STATED PROBLEM: Collect each line containing "Read".

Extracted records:
++++++++

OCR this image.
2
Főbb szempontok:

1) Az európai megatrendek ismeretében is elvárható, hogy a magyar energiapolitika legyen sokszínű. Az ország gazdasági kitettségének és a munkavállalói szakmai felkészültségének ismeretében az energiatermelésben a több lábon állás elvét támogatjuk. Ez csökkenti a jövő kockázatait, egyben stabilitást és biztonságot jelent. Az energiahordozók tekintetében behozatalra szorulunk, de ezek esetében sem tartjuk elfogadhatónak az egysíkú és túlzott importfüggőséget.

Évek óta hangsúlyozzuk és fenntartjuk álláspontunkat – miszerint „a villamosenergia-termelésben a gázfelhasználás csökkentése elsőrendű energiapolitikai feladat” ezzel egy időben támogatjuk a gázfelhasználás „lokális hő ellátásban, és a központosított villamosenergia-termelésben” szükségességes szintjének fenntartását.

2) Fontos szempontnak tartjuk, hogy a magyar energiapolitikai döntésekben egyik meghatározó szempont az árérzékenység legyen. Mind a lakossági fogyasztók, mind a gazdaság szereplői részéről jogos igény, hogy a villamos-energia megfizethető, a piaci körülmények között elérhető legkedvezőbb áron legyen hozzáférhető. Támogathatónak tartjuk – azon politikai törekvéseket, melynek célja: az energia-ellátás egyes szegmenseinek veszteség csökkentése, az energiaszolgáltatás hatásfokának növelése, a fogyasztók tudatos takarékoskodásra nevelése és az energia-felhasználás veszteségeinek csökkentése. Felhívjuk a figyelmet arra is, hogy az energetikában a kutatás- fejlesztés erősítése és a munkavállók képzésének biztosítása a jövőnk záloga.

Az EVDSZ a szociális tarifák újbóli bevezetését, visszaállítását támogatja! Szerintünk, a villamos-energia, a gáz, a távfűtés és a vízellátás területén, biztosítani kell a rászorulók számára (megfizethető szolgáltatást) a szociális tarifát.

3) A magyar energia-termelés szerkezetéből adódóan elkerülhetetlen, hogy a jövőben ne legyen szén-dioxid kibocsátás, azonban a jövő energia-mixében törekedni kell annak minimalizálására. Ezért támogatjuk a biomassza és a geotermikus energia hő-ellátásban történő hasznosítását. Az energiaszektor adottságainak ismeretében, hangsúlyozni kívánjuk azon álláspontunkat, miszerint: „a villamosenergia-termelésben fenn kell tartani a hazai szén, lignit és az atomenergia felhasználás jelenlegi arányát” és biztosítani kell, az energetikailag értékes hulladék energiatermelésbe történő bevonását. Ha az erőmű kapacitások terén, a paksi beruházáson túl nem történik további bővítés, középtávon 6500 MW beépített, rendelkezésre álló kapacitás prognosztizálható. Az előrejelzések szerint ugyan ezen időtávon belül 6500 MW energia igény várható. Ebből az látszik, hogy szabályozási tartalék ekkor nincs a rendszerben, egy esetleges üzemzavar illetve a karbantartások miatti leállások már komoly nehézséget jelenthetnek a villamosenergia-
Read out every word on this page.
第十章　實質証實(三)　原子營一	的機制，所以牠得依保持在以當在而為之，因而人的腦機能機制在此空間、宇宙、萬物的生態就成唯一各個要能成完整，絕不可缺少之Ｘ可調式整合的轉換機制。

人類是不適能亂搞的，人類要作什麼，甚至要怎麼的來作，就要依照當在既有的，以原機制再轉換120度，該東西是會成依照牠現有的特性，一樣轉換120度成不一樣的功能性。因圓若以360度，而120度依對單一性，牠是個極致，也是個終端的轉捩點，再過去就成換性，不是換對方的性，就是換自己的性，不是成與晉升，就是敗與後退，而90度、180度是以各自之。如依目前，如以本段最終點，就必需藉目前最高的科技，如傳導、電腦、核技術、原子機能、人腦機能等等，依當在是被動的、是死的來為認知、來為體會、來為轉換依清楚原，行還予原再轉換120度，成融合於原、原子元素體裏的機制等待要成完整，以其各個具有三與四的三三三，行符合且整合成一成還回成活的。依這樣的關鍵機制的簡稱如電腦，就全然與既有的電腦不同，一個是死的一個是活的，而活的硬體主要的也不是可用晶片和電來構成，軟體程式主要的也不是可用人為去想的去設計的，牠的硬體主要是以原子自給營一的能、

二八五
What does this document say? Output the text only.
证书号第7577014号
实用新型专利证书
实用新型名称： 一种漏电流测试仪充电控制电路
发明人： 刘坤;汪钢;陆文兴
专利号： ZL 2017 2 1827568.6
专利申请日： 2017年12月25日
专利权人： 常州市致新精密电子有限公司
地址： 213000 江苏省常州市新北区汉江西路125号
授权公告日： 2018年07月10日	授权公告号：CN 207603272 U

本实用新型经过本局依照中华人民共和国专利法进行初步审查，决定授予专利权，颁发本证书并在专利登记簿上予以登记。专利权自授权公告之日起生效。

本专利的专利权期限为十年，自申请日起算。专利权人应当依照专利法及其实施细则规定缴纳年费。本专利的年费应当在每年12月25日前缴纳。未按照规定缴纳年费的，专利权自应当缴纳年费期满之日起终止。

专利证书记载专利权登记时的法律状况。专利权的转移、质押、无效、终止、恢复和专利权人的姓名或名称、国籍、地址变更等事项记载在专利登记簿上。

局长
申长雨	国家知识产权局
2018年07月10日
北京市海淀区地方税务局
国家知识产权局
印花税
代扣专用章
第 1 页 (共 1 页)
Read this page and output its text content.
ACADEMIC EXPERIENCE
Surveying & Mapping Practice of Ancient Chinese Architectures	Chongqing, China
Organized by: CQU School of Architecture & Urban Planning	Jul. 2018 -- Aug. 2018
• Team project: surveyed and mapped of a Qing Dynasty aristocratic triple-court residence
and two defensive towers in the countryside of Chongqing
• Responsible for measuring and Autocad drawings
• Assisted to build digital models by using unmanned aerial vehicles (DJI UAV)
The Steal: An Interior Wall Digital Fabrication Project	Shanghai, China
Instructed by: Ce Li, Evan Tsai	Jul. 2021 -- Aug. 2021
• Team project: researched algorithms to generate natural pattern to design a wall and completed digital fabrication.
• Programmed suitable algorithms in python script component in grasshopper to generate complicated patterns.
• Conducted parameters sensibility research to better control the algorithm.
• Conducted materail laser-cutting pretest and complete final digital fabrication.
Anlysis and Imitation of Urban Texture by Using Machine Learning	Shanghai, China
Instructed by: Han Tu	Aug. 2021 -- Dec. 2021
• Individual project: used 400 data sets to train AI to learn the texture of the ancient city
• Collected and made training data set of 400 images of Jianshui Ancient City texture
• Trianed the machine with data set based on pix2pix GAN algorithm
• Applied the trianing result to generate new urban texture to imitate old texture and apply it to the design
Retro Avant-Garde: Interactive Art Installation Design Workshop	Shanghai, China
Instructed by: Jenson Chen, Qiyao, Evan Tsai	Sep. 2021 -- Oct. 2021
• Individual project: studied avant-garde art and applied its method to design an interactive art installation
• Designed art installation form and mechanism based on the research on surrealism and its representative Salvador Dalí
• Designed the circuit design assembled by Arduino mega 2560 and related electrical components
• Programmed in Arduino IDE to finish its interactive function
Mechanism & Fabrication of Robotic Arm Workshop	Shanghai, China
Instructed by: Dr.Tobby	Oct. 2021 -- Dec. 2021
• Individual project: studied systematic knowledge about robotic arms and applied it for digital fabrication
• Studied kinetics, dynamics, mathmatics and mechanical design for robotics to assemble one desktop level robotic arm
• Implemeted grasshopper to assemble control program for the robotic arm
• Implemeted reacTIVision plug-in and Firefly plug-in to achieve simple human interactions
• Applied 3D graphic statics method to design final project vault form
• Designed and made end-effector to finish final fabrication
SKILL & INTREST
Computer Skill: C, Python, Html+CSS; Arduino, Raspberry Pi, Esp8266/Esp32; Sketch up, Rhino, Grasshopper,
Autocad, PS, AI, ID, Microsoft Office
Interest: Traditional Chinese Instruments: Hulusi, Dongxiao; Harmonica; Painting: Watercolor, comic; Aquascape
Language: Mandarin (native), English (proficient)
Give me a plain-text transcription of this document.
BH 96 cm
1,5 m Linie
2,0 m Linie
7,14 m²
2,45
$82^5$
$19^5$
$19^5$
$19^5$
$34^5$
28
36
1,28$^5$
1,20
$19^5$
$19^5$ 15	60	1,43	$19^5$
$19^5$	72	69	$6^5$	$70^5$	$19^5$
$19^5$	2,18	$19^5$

++++++++

RESPONSE TO THIS EXERCISE:
Read out every word on this page.
Read this page and output its text content.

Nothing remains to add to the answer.